::: Records for this task

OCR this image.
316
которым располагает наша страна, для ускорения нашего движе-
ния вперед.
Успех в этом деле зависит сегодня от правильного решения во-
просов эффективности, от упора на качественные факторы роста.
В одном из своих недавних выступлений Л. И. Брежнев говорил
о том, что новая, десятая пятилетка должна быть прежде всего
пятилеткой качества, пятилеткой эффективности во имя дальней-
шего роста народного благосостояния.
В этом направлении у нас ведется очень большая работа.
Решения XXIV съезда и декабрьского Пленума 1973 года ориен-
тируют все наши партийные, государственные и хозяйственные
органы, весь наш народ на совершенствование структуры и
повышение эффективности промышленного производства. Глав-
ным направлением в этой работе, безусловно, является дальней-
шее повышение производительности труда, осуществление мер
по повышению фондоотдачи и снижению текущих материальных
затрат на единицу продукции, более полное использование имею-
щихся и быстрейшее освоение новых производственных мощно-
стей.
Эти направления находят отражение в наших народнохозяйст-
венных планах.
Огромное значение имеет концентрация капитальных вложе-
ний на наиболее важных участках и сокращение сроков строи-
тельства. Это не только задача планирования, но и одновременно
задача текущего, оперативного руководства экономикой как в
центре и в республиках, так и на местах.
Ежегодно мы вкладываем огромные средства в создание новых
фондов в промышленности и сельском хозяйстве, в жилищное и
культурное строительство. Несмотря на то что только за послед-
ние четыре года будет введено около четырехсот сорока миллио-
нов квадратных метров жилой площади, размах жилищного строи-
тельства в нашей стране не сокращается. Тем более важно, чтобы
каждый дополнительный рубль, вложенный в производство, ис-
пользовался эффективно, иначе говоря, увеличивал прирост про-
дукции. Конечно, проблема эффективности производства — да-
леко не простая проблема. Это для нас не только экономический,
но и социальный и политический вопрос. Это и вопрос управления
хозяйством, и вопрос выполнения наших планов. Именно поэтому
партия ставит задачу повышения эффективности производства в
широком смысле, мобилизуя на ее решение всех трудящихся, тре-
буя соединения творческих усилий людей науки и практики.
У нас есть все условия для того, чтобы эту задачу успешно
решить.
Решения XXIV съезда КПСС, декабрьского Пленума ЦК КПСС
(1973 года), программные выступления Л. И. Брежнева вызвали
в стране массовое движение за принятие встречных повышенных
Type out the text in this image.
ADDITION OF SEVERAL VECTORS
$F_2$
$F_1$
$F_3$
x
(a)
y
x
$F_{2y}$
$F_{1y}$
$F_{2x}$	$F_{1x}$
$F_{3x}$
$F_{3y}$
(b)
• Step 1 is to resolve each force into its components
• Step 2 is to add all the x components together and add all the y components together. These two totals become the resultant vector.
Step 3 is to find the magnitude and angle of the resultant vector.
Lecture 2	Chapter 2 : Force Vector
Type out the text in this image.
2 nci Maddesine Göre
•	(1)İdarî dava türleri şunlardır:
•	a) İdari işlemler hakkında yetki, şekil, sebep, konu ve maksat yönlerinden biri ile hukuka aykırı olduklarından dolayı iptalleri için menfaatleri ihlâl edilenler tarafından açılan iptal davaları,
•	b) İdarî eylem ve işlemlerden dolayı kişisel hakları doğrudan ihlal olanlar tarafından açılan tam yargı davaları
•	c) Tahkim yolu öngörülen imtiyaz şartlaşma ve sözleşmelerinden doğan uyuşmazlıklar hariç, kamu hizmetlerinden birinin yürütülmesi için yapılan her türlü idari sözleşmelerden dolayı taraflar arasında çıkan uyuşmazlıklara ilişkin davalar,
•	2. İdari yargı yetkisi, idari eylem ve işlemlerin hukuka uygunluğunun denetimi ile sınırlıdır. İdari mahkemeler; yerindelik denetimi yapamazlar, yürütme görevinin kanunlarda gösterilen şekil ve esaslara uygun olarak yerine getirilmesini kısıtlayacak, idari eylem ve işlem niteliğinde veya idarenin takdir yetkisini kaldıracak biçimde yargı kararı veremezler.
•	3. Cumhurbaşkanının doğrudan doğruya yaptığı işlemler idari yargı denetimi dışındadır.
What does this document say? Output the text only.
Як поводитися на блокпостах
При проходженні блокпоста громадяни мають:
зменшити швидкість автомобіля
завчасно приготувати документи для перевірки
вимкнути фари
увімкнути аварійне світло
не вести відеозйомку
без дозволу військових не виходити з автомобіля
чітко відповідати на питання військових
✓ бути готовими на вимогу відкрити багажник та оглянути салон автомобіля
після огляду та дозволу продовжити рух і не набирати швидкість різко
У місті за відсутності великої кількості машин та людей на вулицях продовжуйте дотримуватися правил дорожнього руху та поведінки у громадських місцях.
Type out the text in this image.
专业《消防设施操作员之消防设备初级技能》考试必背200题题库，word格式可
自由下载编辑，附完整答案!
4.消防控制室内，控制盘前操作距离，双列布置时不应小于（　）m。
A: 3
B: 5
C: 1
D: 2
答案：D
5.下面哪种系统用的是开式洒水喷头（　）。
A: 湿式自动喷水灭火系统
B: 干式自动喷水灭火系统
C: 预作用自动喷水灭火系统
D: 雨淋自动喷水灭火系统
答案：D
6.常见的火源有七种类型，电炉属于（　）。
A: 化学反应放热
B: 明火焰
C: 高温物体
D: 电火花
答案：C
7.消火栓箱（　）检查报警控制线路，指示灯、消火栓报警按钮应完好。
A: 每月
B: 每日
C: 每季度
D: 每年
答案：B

::::::

Exercise goal
Repeat each record exactly, leaving nothing out.

Solution to this problem
OCR this image.
316
которым располагает наша страна, для ускорения нашего движе-
ния вперед.
Успех в этом деле зависит сегодня от правильного решения во-
просов эффективности, от упора на качественные факторы роста.
В одном из своих недавних выступлений Л. И. Брежнев говорил
о том, что новая, десятая пятилетка должна быть прежде всего
пятилеткой качества, пятилеткой эффективности во имя дальней-
шего роста народного благосостояния.
В этом направлении у нас ведется очень большая работа.
Решения XXIV съезда и декабрьского Пленума 1973 года ориен-
тируют все наши партийные, государственные и хозяйственные
органы, весь наш народ на совершенствование структуры и
повышение эффективности промышленного производства. Глав-
ным направлением в этой работе, безусловно, является дальней-
шее повышение производительности труда, осуществление мер
по повышению фондоотдачи и снижению текущих материальных
затрат на единицу продукции, более полное использование имею-
щихся и быстрейшее освоение новых производственных мощно-
стей.
Эти направления находят отражение в наших народнохозяйст-
венных планах.
Огромное значение имеет концентрация капитальных вложе-
ний на наиболее важных участках и сокращение сроков строи-
тельства. Это не только задача планирования, но и одновременно
задача текущего, оперативного руководства экономикой как в
центре и в республиках, так и на местах.
Ежегодно мы вкладываем огромные средства в создание новых
фондов в промышленности и сельском хозяйстве, в жилищное и
культурное строительство. Несмотря на то что только за послед-
ние четыре года будет введено около четырехсот сорока миллио-
нов квадратных метров жилой площади, размах жилищного строи-
тельства в нашей стране не сокращается. Тем более важно, чтобы
каждый дополнительный рубль, вложенный в производство, ис-
пользовался эффективно, иначе говоря, увеличивал прирост про-
дукции. Конечно, проблема эффективности производства — да-
леко не простая проблема. Это для нас не только экономический,
но и социальный и политический вопрос. Это и вопрос управления
хозяйством, и вопрос выполнения наших планов. Именно поэтому
партия ставит задачу повышения эффективности производства в
широком смысле, мобилизуя на ее решение всех трудящихся, тре-
буя соединения творческих усилий людей науки и практики.
У нас есть все условия для того, чтобы эту задачу успешно
решить.
Решения XXIV съезда КПСС, декабрьского Пленума ЦК КПСС
(1973 года), программные выступления Л. И. Брежнева вызвали
в стране массовое движение за принятие встречных повышенных
Type out the text in this image.
ADDITION OF SEVERAL VECTORS
$F_2$
$F_1$
$F_3$
x
(a)
y
x
$F_{2y}$
$F_{1y}$
$F_{2x}$	$F_{1x}$
$F_{3x}$
$F_{3y}$
(b)
• Step 1 is to resolve each force into its components
• Step 2 is to add all the x components together and add all the y components together. These two totals become the resultant vector.
Step 3 is to find the magnitude and angle of the resultant vector.
Lecture 2	Chapter 2 : Force Vector
Type out the text in this image.
2 nci Maddesine Göre
•	(1)İdarî dava türleri şunlardır:
•	a) İdari işlemler hakkında yetki, şekil, sebep, konu ve maksat yönlerinden biri ile hukuka aykırı olduklarından dolayı iptalleri için menfaatleri ihlâl edilenler tarafından açılan iptal davaları,
•	b) İdarî eylem ve işlemlerden dolayı kişisel hakları doğrudan ihlal olanlar tarafından açılan tam yargı davaları
•	c) Tahkim yolu öngörülen imtiyaz şartlaşma ve sözleşmelerinden doğan uyuşmazlıklar hariç, kamu hizmetlerinden birinin yürütülmesi için yapılan her türlü idari sözleşmelerden dolayı taraflar arasında çıkan uyuşmazlıklara ilişkin davalar,
•	2. İdari yargı yetkisi, idari eylem ve işlemlerin hukuka uygunluğunun denetimi ile sınırlıdır. İdari mahkemeler; yerindelik denetimi yapamazlar, yürütme görevinin kanunlarda gösterilen şekil ve esaslara uygun olarak yerine getirilmesini kısıtlayacak, idari eylem ve işlem niteliğinde veya idarenin takdir yetkisini kaldıracak biçimde yargı kararı veremezler.
•	3. Cumhurbaşkanının doğrudan doğruya yaptığı işlemler idari yargı denetimi dışındadır.
What does this document say? Output the text only.
Як поводитися на блокпостах
При проходженні блокпоста громадяни мають:
зменшити швидкість автомобіля
завчасно приготувати документи для перевірки
вимкнути фари
увімкнути аварійне світло
не вести відеозйомку
без дозволу військових не виходити з автомобіля
чітко відповідати на питання військових
✓ бути готовими на вимогу відкрити багажник та оглянути салон автомобіля
після огляду та дозволу продовжити рух і не набирати швидкість різко
У місті за відсутності великої кількості машин та людей на вулицях продовжуйте дотримуватися правил дорожнього руху та поведінки у громадських місцях.
Type out the text in this image.
专业《消防设施操作员之消防设备初级技能》考试必背200题题库，word格式可
自由下载编辑，附完整答案!
4.消防控制室内，控制盘前操作距离，双列布置时不应小于（　）m。
A: 3
B: 5
C: 1
D: 2
答案：D
5.下面哪种系统用的是开式洒水喷头（　）。
A: 湿式自动喷水灭火系统
B: 干式自动喷水灭火系统
C: 预作用自动喷水灭火系统
D: 雨淋自动喷水灭火系统
答案：D
6.常见的火源有七种类型，电炉属于（　）。
A: 化学反应放热
B: 明火焰
C: 高温物体
D: 电火花
答案：C
7.消火栓箱（　）检查报警控制线路，指示灯、消火栓报警按钮应完好。
A: 每月
B: 每日
C: 每季度
D: 每年
答案：B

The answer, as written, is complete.